Stored records:
════════

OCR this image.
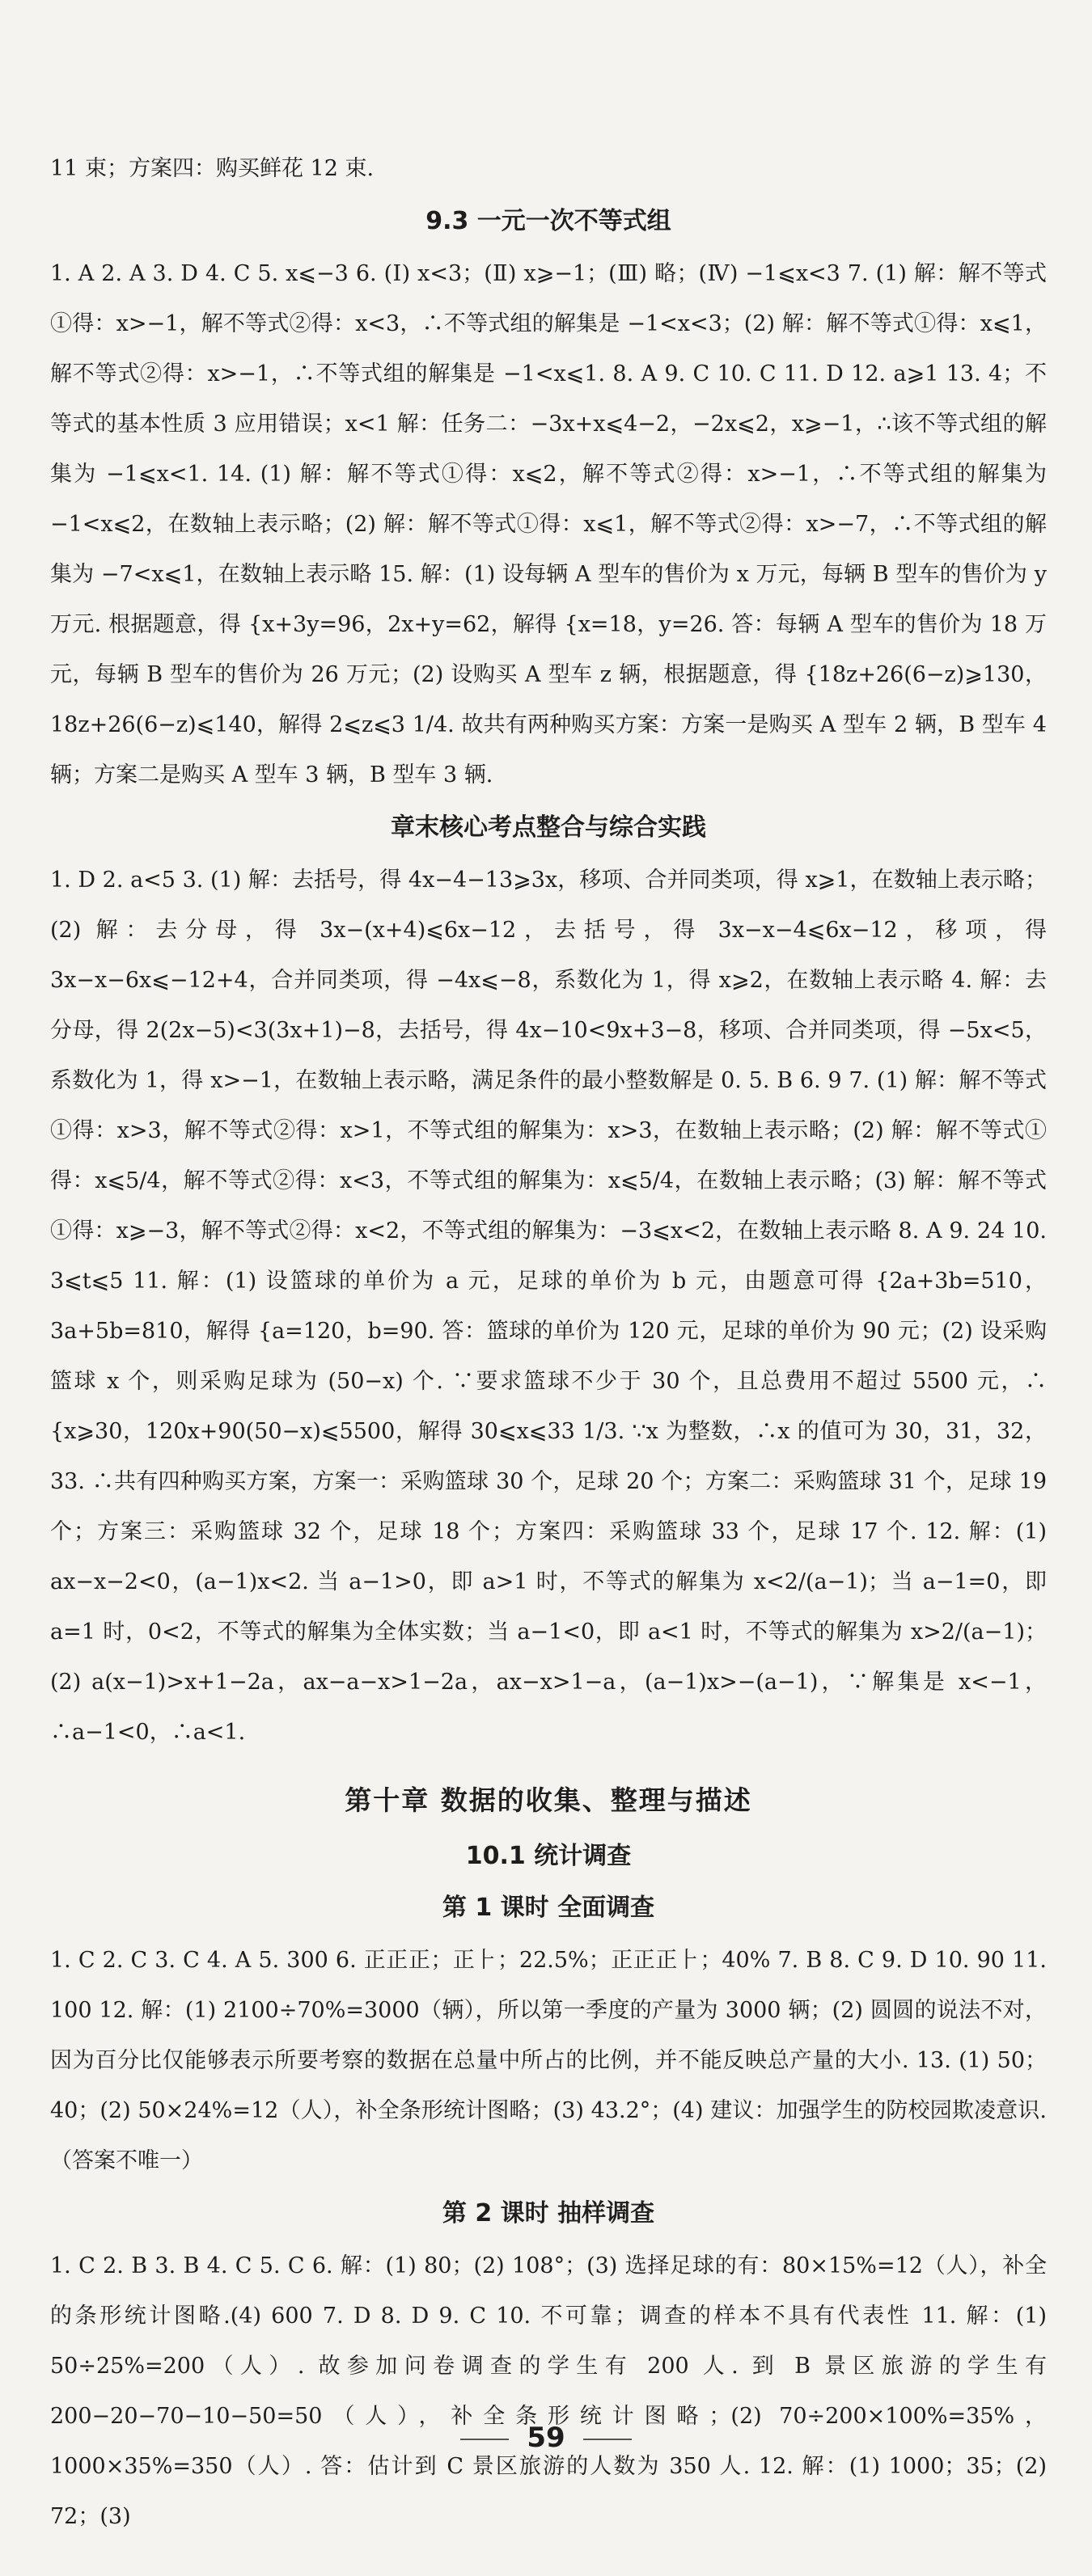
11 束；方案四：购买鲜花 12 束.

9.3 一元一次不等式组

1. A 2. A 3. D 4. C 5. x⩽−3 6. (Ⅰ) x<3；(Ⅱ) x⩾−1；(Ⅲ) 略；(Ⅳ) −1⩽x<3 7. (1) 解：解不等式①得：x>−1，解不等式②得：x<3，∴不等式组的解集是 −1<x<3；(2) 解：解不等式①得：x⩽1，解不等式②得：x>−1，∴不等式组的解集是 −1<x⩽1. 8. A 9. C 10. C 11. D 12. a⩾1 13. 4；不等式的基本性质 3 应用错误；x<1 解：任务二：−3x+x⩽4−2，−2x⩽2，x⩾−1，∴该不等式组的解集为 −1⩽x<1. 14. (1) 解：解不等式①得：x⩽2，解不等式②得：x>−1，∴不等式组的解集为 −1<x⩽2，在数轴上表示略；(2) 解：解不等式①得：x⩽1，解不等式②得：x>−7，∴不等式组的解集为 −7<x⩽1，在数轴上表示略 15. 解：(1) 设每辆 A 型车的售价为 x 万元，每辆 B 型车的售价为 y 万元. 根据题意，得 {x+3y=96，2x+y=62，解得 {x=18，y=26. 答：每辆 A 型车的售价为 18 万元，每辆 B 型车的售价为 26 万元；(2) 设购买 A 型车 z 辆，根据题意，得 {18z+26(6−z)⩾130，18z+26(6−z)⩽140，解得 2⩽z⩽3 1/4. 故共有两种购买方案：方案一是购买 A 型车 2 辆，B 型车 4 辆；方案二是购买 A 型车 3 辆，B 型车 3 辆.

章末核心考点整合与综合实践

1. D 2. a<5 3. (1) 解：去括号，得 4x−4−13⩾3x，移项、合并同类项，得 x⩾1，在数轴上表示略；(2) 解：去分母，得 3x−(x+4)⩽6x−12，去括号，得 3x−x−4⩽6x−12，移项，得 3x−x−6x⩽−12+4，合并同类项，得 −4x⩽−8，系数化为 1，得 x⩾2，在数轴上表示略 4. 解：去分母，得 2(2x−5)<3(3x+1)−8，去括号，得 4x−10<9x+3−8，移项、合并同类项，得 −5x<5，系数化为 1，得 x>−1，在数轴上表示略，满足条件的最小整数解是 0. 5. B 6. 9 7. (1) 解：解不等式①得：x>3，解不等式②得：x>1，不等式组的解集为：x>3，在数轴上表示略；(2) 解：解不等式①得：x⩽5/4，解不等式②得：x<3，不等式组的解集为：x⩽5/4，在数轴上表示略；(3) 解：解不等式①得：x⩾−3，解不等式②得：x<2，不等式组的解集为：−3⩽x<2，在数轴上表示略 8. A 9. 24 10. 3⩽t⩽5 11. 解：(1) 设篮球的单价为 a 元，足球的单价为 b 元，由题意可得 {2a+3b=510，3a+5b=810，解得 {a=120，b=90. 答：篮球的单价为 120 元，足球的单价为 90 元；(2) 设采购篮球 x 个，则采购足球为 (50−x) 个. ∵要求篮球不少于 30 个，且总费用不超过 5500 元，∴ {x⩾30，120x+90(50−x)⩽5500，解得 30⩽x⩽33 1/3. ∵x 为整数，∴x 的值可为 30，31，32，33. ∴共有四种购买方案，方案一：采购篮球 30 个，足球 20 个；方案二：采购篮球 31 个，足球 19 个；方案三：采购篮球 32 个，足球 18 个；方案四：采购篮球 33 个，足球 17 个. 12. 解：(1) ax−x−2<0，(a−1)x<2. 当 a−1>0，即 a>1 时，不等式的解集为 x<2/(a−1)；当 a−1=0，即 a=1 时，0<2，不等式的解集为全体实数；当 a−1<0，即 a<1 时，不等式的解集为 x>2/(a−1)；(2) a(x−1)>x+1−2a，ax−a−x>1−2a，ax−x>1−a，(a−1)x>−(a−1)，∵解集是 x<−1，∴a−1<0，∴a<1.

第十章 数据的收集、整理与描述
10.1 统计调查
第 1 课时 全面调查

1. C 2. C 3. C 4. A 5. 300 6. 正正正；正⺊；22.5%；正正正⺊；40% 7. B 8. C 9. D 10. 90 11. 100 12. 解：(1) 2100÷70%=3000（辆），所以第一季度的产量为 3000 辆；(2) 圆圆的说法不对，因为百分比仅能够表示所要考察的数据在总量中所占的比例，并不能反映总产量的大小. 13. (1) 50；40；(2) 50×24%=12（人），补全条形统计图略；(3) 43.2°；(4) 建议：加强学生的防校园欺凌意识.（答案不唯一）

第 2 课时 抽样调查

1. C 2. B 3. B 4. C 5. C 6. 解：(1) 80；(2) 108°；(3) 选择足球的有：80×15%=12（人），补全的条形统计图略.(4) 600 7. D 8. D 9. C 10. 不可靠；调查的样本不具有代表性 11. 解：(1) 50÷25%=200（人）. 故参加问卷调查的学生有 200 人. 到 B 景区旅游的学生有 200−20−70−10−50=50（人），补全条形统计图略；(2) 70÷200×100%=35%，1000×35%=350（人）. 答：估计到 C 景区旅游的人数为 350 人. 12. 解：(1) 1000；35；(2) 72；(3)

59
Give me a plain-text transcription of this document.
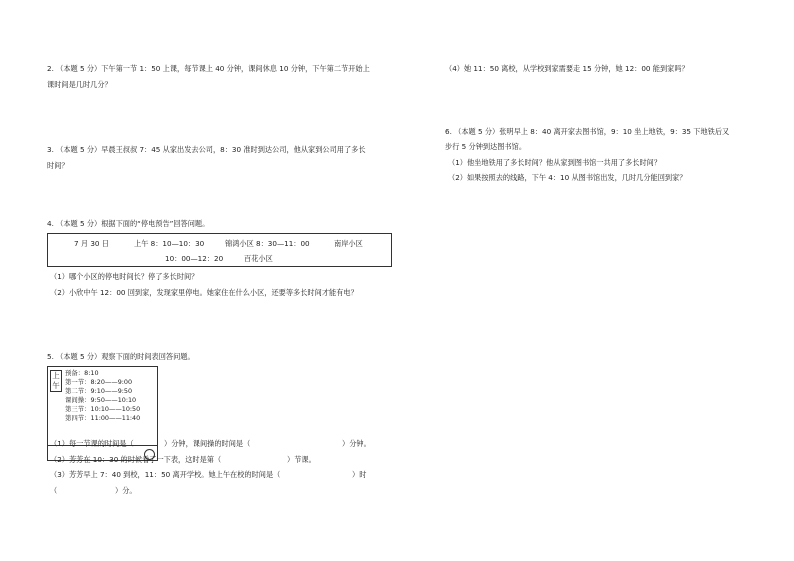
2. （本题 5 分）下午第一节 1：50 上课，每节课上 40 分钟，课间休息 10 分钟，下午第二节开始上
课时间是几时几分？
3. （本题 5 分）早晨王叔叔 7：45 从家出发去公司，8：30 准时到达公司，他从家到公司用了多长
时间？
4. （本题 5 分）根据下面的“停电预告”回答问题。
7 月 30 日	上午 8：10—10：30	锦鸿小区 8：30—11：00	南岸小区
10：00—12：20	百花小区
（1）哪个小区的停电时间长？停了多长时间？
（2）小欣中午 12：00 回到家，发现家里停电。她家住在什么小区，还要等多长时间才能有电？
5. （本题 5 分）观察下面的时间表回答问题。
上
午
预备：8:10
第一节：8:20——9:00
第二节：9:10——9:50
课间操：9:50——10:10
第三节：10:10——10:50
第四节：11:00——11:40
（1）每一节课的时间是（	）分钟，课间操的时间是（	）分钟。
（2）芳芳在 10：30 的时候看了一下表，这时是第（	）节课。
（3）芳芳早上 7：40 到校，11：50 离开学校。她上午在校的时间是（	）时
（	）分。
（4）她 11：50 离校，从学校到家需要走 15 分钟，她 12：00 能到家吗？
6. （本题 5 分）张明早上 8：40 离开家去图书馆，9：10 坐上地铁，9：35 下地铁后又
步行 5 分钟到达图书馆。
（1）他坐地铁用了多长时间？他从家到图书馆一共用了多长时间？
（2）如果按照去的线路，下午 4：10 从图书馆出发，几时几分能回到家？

════════

AIM OF THE EXERCISE: Do not include the images; transcribe the rest of the listing exactly.

WORKED ANSWER:
OCR this image.
11 束；方案四：购买鲜花 12 束.

9.3 一元一次不等式组

1. A 2. A 3. D 4. C 5. x⩽−3 6. (Ⅰ) x<3；(Ⅱ) x⩾−1；(Ⅲ) 略；(Ⅳ) −1⩽x<3 7. (1) 解：解不等式①得：x>−1，解不等式②得：x<3，∴不等式组的解集是 −1<x<3；(2) 解：解不等式①得：x⩽1，解不等式②得：x>−1，∴不等式组的解集是 −1<x⩽1. 8. A 9. C 10. C 11. D 12. a⩾1 13. 4；不等式的基本性质 3 应用错误；x<1 解：任务二：−3x+x⩽4−2，−2x⩽2，x⩾−1，∴该不等式组的解集为 −1⩽x<1. 14. (1) 解：解不等式①得：x⩽2，解不等式②得：x>−1，∴不等式组的解集为 −1<x⩽2，在数轴上表示略；(2) 解：解不等式①得：x⩽1，解不等式②得：x>−7，∴不等式组的解集为 −7<x⩽1，在数轴上表示略 15. 解：(1) 设每辆 A 型车的售价为 x 万元，每辆 B 型车的售价为 y 万元. 根据题意，得 {x+3y=96，2x+y=62，解得 {x=18，y=26. 答：每辆 A 型车的售价为 18 万元，每辆 B 型车的售价为 26 万元；(2) 设购买 A 型车 z 辆，根据题意，得 {18z+26(6−z)⩾130，18z+26(6−z)⩽140，解得 2⩽z⩽3 1/4. 故共有两种购买方案：方案一是购买 A 型车 2 辆，B 型车 4 辆；方案二是购买 A 型车 3 辆，B 型车 3 辆.

章末核心考点整合与综合实践

1. D 2. a<5 3. (1) 解：去括号，得 4x−4−13⩾3x，移项、合并同类项，得 x⩾1，在数轴上表示略；(2) 解：去分母，得 3x−(x+4)⩽6x−12，去括号，得 3x−x−4⩽6x−12，移项，得 3x−x−6x⩽−12+4，合并同类项，得 −4x⩽−8，系数化为 1，得 x⩾2，在数轴上表示略 4. 解：去分母，得 2(2x−5)<3(3x+1)−8，去括号，得 4x−10<9x+3−8，移项、合并同类项，得 −5x<5，系数化为 1，得 x>−1，在数轴上表示略，满足条件的最小整数解是 0. 5. B 6. 9 7. (1) 解：解不等式①得：x>3，解不等式②得：x>1，不等式组的解集为：x>3，在数轴上表示略；(2) 解：解不等式①得：x⩽5/4，解不等式②得：x<3，不等式组的解集为：x⩽5/4，在数轴上表示略；(3) 解：解不等式①得：x⩾−3，解不等式②得：x<2，不等式组的解集为：−3⩽x<2，在数轴上表示略 8. A 9. 24 10. 3⩽t⩽5 11. 解：(1) 设篮球的单价为 a 元，足球的单价为 b 元，由题意可得 {2a+3b=510，3a+5b=810，解得 {a=120，b=90. 答：篮球的单价为 120 元，足球的单价为 90 元；(2) 设采购篮球 x 个，则采购足球为 (50−x) 个. ∵要求篮球不少于 30 个，且总费用不超过 5500 元，∴ {x⩾30，120x+90(50−x)⩽5500，解得 30⩽x⩽33 1/3. ∵x 为整数，∴x 的值可为 30，31，32，33. ∴共有四种购买方案，方案一：采购篮球 30 个，足球 20 个；方案二：采购篮球 31 个，足球 19 个；方案三：采购篮球 32 个，足球 18 个；方案四：采购篮球 33 个，足球 17 个. 12. 解：(1) ax−x−2<0，(a−1)x<2. 当 a−1>0，即 a>1 时，不等式的解集为 x<2/(a−1)；当 a−1=0，即 a=1 时，0<2，不等式的解集为全体实数；当 a−1<0，即 a<1 时，不等式的解集为 x>2/(a−1)；(2) a(x−1)>x+1−2a，ax−a−x>1−2a，ax−x>1−a，(a−1)x>−(a−1)，∵解集是 x<−1，∴a−1<0，∴a<1.

第十章 数据的收集、整理与描述
10.1 统计调查
第 1 课时 全面调查

1. C 2. C 3. C 4. A 5. 300 6. 正正正；正⺊；22.5%；正正正⺊；40% 7. B 8. C 9. D 10. 90 11. 100 12. 解：(1) 2100÷70%=3000（辆），所以第一季度的产量为 3000 辆；(2) 圆圆的说法不对，因为百分比仅能够表示所要考察的数据在总量中所占的比例，并不能反映总产量的大小. 13. (1) 50；40；(2) 50×24%=12（人），补全条形统计图略；(3) 43.2°；(4) 建议：加强学生的防校园欺凌意识.（答案不唯一）

第 2 课时 抽样调查

1. C 2. B 3. B 4. C 5. C 6. 解：(1) 80；(2) 108°；(3) 选择足球的有：80×15%=12（人），补全的条形统计图略.(4) 600 7. D 8. D 9. C 10. 不可靠；调查的样本不具有代表性 11. 解：(1) 50÷25%=200（人）. 故参加问卷调查的学生有 200 人. 到 B 景区旅游的学生有 200−20−70−10−50=50（人），补全条形统计图略；(2) 70÷200×100%=35%，1000×35%=350（人）. 答：估计到 C 景区旅游的人数为 350 人. 12. 解：(1) 1000；35；(2) 72；(3)

59
Give me a plain-text transcription of this document.
2. （本题 5 分）下午第一节 1：50 上课，每节课上 40 分钟，课间休息 10 分钟，下午第二节开始上
课时间是几时几分？
3. （本题 5 分）早晨王叔叔 7：45 从家出发去公司，8：30 准时到达公司，他从家到公司用了多长
时间？
4. （本题 5 分）根据下面的“停电预告”回答问题。
7 月 30 日	上午 8：10—10：30	锦鸿小区 8：30—11：00	南岸小区
10：00—12：20	百花小区
（1）哪个小区的停电时间长？停了多长时间？
（2）小欣中午 12：00 回到家，发现家里停电。她家住在什么小区，还要等多长时间才能有电？
5. （本题 5 分）观察下面的时间表回答问题。
上
午
预备：8:10
第一节：8:20——9:00
第二节：9:10——9:50
课间操：9:50——10:10
第三节：10:10——10:50
第四节：11:00——11:40
（1）每一节课的时间是（	）分钟，课间操的时间是（	）分钟。
（2）芳芳在 10：30 的时候看了一下表，这时是第（	）节课。
（3）芳芳早上 7：40 到校，11：50 离开学校。她上午在校的时间是（	）时
（	）分。
（4）她 11：50 离校，从学校到家需要走 15 分钟，她 12：00 能到家吗？
6. （本题 5 分）张明早上 8：40 离开家去图书馆，9：10 坐上地铁，9：35 下地铁后又
步行 5 分钟到达图书馆。
（1）他坐地铁用了多长时间？他从家到图书馆一共用了多长时间？
（2）如果按照去的线路，下午 4：10 从图书馆出发，几时几分能回到家？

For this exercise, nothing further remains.